**Extracts from a graphics dataset:**

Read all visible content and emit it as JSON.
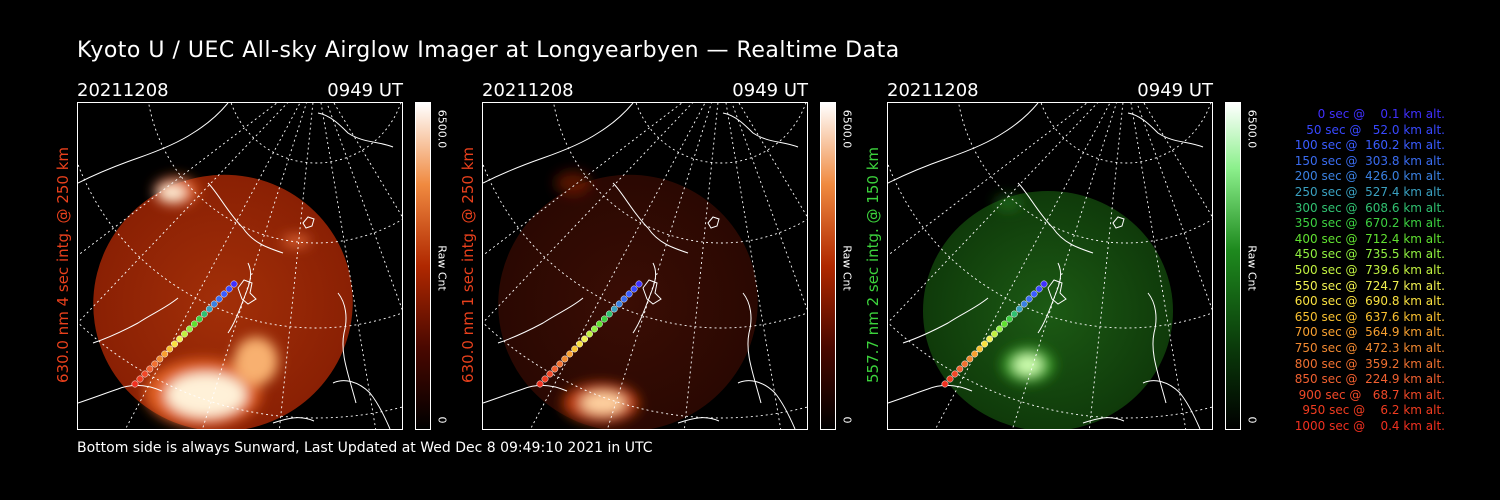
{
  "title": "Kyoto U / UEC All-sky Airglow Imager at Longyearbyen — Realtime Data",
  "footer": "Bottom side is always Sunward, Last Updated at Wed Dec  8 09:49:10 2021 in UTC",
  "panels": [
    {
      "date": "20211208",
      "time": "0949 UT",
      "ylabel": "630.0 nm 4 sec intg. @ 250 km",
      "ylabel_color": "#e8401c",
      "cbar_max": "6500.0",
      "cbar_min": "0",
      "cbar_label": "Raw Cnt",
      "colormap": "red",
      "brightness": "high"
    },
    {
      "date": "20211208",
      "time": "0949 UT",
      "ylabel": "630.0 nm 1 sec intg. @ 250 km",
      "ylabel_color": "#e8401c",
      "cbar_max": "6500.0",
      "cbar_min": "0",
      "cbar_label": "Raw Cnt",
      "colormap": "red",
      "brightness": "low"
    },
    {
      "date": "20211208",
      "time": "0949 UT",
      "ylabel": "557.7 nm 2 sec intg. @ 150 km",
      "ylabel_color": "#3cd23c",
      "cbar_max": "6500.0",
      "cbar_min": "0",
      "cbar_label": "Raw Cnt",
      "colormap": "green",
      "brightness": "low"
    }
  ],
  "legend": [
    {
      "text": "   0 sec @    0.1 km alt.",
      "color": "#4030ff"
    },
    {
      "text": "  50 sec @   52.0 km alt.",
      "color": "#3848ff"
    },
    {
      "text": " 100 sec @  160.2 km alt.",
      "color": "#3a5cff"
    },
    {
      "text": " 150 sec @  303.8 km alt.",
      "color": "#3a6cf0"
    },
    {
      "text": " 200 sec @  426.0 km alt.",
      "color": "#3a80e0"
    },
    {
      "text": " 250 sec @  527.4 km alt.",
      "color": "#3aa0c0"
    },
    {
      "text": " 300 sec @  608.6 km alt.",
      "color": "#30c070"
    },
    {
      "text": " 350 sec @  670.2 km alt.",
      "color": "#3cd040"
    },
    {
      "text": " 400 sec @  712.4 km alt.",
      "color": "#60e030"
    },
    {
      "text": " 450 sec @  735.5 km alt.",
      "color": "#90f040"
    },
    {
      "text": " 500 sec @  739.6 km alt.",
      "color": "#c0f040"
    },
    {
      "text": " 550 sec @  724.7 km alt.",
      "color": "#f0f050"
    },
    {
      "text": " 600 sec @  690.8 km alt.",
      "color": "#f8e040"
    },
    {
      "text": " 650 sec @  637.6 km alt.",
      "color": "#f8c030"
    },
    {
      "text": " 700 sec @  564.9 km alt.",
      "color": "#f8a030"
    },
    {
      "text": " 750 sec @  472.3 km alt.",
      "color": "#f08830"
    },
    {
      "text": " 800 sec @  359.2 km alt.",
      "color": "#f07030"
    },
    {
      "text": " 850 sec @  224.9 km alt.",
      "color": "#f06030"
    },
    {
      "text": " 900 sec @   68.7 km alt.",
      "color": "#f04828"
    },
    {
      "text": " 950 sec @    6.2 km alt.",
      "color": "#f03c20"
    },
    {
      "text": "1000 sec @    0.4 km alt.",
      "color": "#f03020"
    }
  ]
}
--
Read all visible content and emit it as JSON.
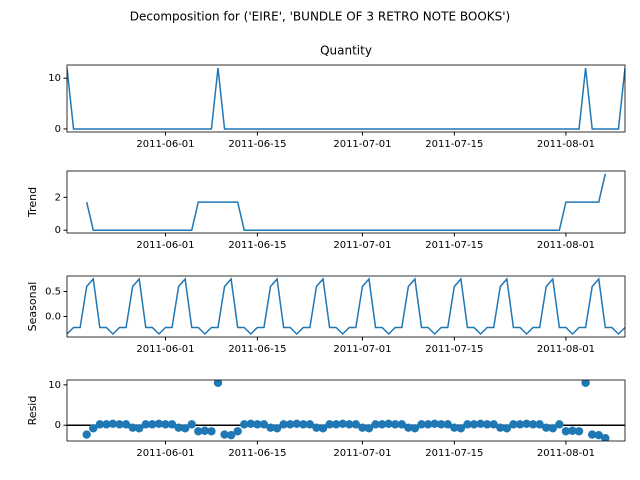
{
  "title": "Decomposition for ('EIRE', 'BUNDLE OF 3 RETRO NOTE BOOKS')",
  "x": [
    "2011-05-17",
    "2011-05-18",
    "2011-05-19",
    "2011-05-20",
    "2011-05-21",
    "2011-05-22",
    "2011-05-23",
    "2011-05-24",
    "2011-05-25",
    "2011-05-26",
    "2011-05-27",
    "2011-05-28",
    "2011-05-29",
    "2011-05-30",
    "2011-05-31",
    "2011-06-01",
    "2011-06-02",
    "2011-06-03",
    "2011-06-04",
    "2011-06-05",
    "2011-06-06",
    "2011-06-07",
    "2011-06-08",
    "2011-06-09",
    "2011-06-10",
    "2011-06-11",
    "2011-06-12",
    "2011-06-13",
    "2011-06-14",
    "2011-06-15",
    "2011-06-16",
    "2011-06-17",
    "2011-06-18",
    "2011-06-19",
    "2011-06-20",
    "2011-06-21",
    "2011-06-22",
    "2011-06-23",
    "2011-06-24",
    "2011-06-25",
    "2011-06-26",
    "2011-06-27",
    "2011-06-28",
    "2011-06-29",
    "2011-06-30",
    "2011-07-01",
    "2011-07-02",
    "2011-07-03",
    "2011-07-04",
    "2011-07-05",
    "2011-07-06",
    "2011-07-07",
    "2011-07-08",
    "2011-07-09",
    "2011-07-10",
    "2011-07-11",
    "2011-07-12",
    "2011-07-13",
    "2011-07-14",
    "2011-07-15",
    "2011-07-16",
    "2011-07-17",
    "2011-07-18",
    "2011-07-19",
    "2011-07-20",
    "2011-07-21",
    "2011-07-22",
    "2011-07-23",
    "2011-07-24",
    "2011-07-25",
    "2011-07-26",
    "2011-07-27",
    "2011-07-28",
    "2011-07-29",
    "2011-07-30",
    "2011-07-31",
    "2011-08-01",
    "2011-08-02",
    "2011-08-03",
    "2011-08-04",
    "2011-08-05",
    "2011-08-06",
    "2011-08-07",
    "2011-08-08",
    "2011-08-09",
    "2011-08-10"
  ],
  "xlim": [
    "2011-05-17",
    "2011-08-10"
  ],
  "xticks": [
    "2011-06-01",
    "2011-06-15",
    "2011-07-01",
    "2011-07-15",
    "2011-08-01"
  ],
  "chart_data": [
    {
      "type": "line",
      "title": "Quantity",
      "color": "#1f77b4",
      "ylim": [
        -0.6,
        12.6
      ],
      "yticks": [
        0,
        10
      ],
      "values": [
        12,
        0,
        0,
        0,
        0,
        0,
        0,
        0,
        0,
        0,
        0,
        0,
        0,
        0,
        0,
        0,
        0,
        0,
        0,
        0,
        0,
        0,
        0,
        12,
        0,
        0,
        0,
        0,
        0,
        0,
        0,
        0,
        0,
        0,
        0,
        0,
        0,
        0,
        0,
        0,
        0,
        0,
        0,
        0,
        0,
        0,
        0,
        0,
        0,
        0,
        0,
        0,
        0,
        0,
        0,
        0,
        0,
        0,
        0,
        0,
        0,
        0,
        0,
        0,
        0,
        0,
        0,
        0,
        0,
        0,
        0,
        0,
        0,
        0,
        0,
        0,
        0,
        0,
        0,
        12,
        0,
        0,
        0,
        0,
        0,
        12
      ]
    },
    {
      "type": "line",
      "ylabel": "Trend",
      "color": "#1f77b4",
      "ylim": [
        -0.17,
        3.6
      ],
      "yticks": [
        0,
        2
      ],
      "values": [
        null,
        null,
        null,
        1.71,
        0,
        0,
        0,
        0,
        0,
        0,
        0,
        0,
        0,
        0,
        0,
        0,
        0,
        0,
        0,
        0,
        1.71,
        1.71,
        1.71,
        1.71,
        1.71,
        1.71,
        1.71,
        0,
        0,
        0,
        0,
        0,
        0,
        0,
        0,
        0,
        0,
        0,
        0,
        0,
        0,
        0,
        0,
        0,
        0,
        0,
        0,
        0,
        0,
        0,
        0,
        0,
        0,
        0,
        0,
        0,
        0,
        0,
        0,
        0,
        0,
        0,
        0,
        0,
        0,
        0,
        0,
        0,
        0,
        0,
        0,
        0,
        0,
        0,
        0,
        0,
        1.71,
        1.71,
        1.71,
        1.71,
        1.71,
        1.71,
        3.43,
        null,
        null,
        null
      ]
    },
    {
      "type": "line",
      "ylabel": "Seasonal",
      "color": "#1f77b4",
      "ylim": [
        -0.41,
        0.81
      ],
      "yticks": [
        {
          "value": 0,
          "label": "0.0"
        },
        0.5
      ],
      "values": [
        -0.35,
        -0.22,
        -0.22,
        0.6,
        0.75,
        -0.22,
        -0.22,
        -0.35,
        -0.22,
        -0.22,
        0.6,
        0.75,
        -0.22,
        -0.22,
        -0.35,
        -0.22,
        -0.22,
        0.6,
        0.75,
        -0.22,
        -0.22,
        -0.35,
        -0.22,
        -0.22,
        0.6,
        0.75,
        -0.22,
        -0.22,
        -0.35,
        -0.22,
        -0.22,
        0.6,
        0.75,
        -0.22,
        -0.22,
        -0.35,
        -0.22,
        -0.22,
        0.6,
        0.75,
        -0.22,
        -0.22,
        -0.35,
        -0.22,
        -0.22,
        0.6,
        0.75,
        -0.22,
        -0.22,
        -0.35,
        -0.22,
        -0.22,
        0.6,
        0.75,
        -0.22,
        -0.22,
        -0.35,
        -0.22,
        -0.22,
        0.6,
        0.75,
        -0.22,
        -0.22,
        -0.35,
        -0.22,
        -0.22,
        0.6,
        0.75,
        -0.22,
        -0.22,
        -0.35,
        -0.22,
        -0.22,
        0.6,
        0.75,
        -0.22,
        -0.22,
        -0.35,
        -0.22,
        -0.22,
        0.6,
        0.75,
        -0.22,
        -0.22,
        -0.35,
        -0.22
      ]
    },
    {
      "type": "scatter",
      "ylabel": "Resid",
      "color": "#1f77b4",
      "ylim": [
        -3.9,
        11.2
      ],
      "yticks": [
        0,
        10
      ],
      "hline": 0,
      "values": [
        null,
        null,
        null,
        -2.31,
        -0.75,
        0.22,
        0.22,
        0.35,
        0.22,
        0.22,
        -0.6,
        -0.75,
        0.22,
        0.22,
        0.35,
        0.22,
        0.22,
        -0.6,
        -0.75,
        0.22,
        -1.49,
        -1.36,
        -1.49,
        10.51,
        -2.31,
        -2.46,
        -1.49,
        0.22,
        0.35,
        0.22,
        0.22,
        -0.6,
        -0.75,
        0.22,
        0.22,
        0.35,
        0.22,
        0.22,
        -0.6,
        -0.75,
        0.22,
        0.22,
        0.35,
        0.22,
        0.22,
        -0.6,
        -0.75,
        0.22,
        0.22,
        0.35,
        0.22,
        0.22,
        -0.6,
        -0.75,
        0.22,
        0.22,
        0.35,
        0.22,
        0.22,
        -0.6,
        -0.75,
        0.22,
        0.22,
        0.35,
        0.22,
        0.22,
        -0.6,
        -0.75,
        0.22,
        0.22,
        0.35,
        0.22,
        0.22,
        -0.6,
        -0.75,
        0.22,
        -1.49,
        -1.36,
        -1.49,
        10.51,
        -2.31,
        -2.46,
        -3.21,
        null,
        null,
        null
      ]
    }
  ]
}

**Task requirements:** Say how many lines in this listing hold the string "title", giving the count and nothing more.

**The output:** 3